Given task
Each line that includes the string "page" counts once; give the total and nothing else.

-- Records for this exercise start --

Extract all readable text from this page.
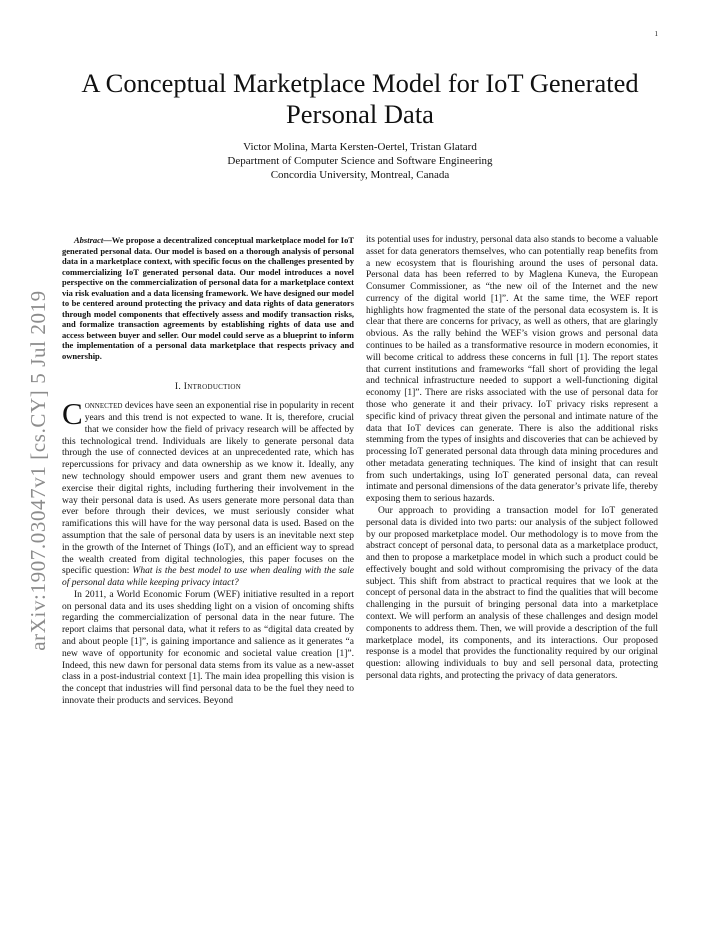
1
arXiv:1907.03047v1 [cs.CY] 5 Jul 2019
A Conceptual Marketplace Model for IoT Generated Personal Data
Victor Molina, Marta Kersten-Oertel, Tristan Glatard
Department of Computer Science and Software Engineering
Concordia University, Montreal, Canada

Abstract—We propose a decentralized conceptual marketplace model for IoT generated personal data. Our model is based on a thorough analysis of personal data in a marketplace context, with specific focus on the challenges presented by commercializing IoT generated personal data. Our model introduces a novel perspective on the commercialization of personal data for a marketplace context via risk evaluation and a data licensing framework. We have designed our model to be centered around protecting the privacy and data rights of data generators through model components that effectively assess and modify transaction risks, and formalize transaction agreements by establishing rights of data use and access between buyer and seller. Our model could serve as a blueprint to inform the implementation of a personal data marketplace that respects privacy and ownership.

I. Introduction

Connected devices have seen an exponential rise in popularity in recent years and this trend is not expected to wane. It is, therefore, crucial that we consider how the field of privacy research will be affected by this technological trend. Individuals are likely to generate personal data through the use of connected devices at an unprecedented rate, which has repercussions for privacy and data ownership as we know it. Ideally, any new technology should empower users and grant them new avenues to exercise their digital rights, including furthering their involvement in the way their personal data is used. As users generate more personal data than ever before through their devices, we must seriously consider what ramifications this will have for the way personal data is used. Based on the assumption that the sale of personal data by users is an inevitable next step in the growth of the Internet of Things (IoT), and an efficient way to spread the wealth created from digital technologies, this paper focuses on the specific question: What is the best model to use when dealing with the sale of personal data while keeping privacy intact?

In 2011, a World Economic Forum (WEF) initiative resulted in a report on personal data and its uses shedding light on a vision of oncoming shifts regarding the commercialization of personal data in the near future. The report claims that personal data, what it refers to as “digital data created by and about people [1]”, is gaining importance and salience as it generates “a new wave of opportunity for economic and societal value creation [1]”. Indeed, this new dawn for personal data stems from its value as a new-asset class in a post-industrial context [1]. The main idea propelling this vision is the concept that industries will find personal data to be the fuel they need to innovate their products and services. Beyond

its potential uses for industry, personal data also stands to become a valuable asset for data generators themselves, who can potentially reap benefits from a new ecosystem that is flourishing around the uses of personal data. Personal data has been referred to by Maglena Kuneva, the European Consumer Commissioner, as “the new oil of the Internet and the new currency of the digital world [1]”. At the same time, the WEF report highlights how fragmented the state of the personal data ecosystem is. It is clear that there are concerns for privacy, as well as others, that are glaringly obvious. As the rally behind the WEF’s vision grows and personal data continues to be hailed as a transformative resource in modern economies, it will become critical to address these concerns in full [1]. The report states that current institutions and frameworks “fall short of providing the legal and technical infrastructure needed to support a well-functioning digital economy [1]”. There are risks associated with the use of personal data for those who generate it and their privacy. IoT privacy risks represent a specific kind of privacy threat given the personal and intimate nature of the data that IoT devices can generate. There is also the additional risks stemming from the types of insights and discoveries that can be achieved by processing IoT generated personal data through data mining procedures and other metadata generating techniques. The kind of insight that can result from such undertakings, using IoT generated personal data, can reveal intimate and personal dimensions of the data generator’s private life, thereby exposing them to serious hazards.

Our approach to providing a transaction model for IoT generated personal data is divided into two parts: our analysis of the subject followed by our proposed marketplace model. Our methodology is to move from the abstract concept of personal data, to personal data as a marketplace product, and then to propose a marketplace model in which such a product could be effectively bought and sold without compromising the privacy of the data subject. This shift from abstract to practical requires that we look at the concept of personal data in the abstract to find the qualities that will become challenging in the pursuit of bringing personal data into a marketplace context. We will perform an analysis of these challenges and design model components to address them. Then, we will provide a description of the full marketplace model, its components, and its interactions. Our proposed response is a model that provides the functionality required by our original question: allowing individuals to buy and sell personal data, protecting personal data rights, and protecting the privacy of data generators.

-- Records for this exercise end --
-- Records for this exercise start --

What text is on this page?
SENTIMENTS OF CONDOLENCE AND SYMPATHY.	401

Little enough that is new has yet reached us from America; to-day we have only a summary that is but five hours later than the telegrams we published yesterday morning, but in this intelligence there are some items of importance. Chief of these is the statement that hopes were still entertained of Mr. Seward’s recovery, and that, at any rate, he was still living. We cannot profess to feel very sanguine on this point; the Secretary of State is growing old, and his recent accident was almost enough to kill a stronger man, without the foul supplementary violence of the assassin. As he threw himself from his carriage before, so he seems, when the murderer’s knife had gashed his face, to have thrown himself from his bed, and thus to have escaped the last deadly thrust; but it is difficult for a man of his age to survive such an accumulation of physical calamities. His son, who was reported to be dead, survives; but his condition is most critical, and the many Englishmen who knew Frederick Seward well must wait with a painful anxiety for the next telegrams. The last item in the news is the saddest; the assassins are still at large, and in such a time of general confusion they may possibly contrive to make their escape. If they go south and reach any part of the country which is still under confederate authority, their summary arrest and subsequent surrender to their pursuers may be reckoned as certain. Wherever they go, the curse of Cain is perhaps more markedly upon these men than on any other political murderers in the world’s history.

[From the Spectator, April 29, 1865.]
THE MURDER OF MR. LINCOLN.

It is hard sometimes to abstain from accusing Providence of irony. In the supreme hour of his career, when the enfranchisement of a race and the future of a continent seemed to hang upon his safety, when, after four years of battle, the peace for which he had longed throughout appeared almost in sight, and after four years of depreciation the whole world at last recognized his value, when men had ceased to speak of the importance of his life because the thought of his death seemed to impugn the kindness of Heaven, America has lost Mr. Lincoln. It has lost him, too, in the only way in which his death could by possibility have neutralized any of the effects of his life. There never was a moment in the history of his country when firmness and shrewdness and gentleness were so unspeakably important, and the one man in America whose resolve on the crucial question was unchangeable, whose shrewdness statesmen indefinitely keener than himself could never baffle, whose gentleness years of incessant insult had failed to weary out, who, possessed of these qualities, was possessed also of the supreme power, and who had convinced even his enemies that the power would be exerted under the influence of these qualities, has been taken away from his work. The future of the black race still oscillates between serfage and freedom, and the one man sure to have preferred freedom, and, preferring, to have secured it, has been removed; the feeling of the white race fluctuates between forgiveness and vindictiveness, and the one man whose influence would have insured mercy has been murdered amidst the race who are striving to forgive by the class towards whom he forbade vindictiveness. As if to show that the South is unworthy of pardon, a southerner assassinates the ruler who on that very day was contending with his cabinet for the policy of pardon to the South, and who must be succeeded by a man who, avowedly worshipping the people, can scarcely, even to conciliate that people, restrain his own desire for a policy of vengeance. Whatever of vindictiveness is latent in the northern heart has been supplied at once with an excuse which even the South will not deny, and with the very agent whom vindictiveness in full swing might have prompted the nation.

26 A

-- Records for this exercise end --

Solution for this exercise
2